→ **PROBLEM DESCRIPTION**
Locate each line in the records containing "text". Copy it.
------------------------------------
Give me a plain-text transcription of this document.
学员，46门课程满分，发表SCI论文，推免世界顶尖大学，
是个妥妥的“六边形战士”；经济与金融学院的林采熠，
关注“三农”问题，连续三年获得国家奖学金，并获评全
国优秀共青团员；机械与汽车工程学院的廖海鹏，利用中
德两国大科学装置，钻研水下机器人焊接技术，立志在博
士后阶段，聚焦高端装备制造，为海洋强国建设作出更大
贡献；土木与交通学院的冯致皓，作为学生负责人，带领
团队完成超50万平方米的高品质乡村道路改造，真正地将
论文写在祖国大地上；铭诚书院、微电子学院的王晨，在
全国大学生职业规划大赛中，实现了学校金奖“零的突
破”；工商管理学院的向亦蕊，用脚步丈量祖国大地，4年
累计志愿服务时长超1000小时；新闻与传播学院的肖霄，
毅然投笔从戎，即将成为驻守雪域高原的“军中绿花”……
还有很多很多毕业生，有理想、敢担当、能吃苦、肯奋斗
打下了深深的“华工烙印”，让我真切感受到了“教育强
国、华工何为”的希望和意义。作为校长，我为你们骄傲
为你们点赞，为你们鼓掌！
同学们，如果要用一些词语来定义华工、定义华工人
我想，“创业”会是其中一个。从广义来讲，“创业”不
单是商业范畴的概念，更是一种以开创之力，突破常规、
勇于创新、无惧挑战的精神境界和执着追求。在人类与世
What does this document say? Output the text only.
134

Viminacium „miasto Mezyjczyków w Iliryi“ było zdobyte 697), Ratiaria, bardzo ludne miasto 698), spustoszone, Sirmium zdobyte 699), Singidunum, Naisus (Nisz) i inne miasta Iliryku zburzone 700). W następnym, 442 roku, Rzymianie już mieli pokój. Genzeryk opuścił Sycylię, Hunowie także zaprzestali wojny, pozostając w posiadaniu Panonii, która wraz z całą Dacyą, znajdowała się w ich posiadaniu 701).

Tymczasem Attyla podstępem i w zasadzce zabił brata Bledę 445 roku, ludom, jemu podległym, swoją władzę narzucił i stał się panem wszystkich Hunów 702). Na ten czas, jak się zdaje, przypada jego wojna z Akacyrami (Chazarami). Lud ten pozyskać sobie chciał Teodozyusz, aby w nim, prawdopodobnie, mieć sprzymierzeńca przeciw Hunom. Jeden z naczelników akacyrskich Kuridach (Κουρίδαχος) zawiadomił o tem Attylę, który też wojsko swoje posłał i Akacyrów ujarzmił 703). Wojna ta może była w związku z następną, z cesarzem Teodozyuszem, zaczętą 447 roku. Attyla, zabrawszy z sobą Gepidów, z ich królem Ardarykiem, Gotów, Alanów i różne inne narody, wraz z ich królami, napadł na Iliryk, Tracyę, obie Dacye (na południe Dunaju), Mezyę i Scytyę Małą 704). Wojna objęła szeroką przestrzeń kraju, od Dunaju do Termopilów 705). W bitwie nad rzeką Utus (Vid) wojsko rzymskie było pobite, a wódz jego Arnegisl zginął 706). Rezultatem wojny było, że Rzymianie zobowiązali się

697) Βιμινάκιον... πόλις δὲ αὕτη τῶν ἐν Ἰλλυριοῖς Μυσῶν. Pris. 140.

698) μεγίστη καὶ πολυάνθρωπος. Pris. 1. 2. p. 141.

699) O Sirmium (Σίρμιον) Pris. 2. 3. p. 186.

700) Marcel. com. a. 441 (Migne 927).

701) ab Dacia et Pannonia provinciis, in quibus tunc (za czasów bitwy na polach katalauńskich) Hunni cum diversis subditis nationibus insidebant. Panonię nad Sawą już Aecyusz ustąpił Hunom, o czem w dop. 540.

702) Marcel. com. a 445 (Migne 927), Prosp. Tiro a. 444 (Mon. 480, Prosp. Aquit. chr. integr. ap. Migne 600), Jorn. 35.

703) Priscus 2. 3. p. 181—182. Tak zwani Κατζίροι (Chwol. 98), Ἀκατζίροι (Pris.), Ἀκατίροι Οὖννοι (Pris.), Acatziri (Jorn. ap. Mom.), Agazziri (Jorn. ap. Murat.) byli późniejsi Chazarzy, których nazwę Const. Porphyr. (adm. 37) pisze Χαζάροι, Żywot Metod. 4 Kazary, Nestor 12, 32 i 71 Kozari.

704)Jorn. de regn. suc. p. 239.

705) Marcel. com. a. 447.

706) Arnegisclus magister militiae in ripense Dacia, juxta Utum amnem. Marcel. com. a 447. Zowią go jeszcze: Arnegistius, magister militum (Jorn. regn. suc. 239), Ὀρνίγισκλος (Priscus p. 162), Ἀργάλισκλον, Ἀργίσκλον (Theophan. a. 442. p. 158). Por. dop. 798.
------------------------------------
→ **TASK RESPONSE**
Give me a plain-text transcription of this document.
What does this document say? Output the text only.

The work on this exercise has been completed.